--- start Material ---

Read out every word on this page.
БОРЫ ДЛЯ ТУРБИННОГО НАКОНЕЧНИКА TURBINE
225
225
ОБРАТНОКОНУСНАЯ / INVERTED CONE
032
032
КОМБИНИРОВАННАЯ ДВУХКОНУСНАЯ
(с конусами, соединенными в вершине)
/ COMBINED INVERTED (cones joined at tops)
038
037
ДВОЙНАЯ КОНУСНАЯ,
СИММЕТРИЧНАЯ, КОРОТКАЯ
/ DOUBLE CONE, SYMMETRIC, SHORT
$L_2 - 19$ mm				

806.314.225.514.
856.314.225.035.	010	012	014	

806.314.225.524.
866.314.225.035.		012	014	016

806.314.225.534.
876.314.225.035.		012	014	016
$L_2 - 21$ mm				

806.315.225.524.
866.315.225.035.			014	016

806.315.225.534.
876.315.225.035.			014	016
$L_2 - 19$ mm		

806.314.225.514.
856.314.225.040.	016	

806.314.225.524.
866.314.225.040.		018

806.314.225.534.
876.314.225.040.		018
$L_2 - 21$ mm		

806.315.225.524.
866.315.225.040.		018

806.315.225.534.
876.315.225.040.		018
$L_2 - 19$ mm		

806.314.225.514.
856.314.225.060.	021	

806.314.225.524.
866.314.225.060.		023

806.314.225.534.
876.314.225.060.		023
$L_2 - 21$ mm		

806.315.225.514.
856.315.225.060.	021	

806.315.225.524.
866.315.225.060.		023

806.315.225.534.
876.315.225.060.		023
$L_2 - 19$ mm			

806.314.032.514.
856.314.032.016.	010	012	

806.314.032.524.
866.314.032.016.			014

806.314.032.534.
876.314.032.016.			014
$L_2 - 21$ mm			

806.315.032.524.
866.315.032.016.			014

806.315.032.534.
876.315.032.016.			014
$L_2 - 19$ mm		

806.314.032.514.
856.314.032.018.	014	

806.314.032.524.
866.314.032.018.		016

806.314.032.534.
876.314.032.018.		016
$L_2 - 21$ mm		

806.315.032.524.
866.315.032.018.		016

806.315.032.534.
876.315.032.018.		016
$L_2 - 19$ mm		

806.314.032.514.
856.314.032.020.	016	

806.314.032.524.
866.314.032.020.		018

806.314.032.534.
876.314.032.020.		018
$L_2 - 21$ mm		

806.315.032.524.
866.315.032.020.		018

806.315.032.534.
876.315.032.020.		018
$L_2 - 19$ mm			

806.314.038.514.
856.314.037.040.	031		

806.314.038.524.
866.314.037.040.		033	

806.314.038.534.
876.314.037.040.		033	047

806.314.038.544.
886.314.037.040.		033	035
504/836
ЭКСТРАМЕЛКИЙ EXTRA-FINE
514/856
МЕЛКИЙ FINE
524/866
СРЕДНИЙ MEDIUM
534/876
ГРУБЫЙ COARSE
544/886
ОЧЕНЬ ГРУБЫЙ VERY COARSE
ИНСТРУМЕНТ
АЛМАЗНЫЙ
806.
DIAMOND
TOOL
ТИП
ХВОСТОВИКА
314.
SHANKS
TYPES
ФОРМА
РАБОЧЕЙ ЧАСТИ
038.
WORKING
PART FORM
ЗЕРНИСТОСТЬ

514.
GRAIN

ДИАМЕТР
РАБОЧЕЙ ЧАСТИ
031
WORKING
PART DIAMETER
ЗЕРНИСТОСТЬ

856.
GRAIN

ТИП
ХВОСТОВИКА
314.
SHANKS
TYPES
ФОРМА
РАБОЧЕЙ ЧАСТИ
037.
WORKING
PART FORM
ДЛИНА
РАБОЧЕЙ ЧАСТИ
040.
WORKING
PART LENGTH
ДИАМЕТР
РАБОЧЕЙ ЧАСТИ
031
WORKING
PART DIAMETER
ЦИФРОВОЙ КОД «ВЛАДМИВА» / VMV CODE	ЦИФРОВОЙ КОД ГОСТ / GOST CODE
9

--- end Material ---

Directive
Search the data above for the string "INVERTED" and return every line that has it.

Output below
ОБРАТНОКОНУСНАЯ / INVERTED CONE
/ COMBINED INVERTED (cones joined at tops)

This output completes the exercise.